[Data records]
--- START ---

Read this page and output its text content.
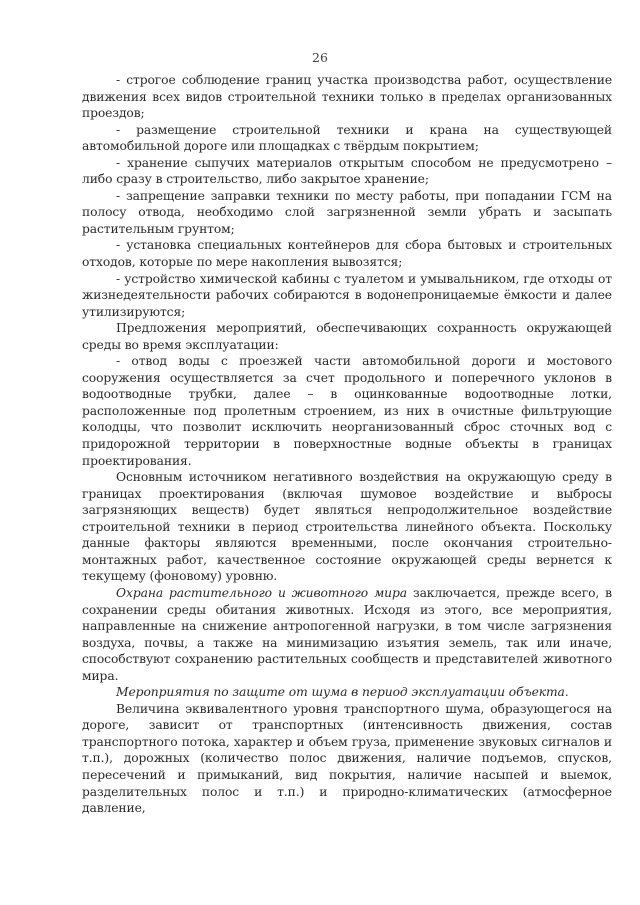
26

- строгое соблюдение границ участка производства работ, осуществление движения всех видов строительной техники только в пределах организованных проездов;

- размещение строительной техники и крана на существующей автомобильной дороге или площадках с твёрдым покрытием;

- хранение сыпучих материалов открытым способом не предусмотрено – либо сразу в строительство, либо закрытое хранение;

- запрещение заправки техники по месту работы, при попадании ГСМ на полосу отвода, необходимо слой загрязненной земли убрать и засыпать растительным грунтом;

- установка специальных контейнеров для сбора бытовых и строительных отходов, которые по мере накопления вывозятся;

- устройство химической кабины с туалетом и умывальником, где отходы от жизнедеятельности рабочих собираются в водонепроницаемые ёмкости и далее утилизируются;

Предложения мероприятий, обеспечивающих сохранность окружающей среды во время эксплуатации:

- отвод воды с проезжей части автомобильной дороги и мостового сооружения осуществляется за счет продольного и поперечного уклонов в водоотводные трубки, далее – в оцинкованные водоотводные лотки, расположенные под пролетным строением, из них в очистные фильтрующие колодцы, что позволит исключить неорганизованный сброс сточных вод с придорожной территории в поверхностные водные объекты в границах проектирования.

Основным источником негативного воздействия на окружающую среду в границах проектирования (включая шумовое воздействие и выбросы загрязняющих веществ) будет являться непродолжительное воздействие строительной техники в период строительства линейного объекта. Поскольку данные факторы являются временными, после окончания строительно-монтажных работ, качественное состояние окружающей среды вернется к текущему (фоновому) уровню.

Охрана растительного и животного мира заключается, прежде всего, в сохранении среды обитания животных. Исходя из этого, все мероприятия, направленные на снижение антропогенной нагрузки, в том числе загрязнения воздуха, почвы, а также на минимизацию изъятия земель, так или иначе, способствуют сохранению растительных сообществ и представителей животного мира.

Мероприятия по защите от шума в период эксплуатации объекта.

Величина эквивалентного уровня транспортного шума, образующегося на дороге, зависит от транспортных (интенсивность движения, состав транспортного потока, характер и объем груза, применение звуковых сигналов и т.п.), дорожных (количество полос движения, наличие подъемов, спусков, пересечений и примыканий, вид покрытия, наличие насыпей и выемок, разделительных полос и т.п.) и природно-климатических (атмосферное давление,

--- END ---

* _WHAT IS ASKED_
Search the records for the word "дороге". Copy every line that has it.

* _RESULT FOR THIS EXERCISE_
- размещение строительной техники и крана на существующей автомобильной дороге или площадках с твёрдым покрытием;
Величина эквивалентного уровня транспортного шума, образующегося на дороге, зависит от транспортных (интенсивность движения, состав транспортного потока, характер и объем груза, применение звуковых сигналов и т.п.), дорожных (количество полос движения, наличие подъемов, спусков, пересечений и примыканий, вид покрытия, наличие насыпей и выемок, разделительных полос и т.п.) и природно-климатических (атмосферное давление,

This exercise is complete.